### Instructions for the task:
Restate all of the data exactly.

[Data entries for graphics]

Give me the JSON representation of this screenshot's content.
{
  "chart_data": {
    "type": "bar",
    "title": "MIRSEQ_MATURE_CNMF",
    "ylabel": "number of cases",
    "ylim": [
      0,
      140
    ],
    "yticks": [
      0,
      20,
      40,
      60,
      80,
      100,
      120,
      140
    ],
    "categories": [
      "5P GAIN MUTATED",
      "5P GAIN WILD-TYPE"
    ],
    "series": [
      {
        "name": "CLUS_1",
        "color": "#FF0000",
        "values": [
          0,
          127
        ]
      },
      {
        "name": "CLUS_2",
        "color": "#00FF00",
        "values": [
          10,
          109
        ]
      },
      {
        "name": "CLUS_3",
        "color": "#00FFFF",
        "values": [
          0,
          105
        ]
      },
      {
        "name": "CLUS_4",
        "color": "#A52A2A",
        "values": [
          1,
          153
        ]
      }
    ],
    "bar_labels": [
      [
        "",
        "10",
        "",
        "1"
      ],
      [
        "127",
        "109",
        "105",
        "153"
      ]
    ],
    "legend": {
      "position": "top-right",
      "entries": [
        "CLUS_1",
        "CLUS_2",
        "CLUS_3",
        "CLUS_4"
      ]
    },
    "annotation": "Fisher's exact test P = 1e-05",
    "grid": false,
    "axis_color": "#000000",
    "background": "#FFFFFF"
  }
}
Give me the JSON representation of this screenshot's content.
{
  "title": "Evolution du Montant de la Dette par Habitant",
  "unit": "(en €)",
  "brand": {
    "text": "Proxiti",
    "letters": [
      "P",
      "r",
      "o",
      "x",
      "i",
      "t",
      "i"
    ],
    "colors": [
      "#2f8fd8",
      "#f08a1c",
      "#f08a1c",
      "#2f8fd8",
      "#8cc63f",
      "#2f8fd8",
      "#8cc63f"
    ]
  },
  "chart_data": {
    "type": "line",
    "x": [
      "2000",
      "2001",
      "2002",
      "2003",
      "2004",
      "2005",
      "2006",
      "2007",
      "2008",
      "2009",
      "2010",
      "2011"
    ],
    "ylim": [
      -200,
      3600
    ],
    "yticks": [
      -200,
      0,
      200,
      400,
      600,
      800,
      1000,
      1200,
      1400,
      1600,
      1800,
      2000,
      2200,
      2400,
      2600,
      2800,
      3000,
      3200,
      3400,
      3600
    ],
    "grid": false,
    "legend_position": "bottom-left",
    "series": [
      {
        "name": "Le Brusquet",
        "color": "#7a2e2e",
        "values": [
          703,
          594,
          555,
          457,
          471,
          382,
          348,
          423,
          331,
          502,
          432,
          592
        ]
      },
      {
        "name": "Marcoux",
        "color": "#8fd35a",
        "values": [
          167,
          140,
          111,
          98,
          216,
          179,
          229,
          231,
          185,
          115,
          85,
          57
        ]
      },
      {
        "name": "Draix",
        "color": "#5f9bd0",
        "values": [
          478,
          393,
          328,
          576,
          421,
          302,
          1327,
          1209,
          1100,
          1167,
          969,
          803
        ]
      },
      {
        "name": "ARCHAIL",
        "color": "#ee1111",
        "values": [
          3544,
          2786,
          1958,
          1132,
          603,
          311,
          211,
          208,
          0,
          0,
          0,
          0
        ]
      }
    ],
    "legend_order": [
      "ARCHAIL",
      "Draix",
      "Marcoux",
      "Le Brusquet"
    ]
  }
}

### Task output:
Give me the JSON representation of this screenshot's content.
{
  "chart_data": {
    "type": "bar",
    "title": "MIRSEQ_MATURE_CNMF",
    "ylabel": "number of cases",
    "ylim": [
      0,
      140
    ],
    "yticks": [
      0,
      20,
      40,
      60,
      80,
      100,
      120,
      140
    ],
    "categories": [
      "5P GAIN MUTATED",
      "5P GAIN WILD-TYPE"
    ],
    "series": [
      {
        "name": "CLUS_1",
        "color": "#FF0000",
        "values": [
          0,
          127
        ]
      },
      {
        "name": "CLUS_2",
        "color": "#00FF00",
        "values": [
          10,
          109
        ]
      },
      {
        "name": "CLUS_3",
        "color": "#00FFFF",
        "values": [
          0,
          105
        ]
      },
      {
        "name": "CLUS_4",
        "color": "#A52A2A",
        "values": [
          1,
          153
        ]
      }
    ],
    "bar_labels": [
      [
        "",
        "10",
        "",
        "1"
      ],
      [
        "127",
        "109",
        "105",
        "153"
      ]
    ],
    "legend": {
      "position": "top-right",
      "entries": [
        "CLUS_1",
        "CLUS_2",
        "CLUS_3",
        "CLUS_4"
      ]
    },
    "annotation": "Fisher's exact test P = 1e-05",
    "grid": false,
    "axis_color": "#000000",
    "background": "#FFFFFF"
  }
}
Give me the JSON representation of this screenshot's content.
{
  "title": "Evolution du Montant de la Dette par Habitant",
  "unit": "(en €)",
  "brand": {
    "text": "Proxiti",
    "letters": [
      "P",
      "r",
      "o",
      "x",
      "i",
      "t",
      "i"
    ],
    "colors": [
      "#2f8fd8",
      "#f08a1c",
      "#f08a1c",
      "#2f8fd8",
      "#8cc63f",
      "#2f8fd8",
      "#8cc63f"
    ]
  },
  "chart_data": {
    "type": "line",
    "x": [
      "2000",
      "2001",
      "2002",
      "2003",
      "2004",
      "2005",
      "2006",
      "2007",
      "2008",
      "2009",
      "2010",
      "2011"
    ],
    "ylim": [
      -200,
      3600
    ],
    "yticks": [
      -200,
      0,
      200,
      400,
      600,
      800,
      1000,
      1200,
      1400,
      1600,
      1800,
      2000,
      2200,
      2400,
      2600,
      2800,
      3000,
      3200,
      3400,
      3600
    ],
    "grid": false,
    "legend_position": "bottom-left",
    "series": [
      {
        "name": "Le Brusquet",
        "color": "#7a2e2e",
        "values": [
          703,
          594,
          555,
          457,
          471,
          382,
          348,
          423,
          331,
          502,
          432,
          592
        ]
      },
      {
        "name": "Marcoux",
        "color": "#8fd35a",
        "values": [
          167,
          140,
          111,
          98,
          216,
          179,
          229,
          231,
          185,
          115,
          85,
          57
        ]
      },
      {
        "name": "Draix",
        "color": "#5f9bd0",
        "values": [
          478,
          393,
          328,
          576,
          421,
          302,
          1327,
          1209,
          1100,
          1167,
          969,
          803
        ]
      },
      {
        "name": "ARCHAIL",
        "color": "#ee1111",
        "values": [
          3544,
          2786,
          1958,
          1132,
          603,
          311,
          211,
          208,
          0,
          0,
          0,
          0
        ]
      }
    ],
    "legend_order": [
      "ARCHAIL",
      "Draix",
      "Marcoux",
      "Le Brusquet"
    ]
  }
}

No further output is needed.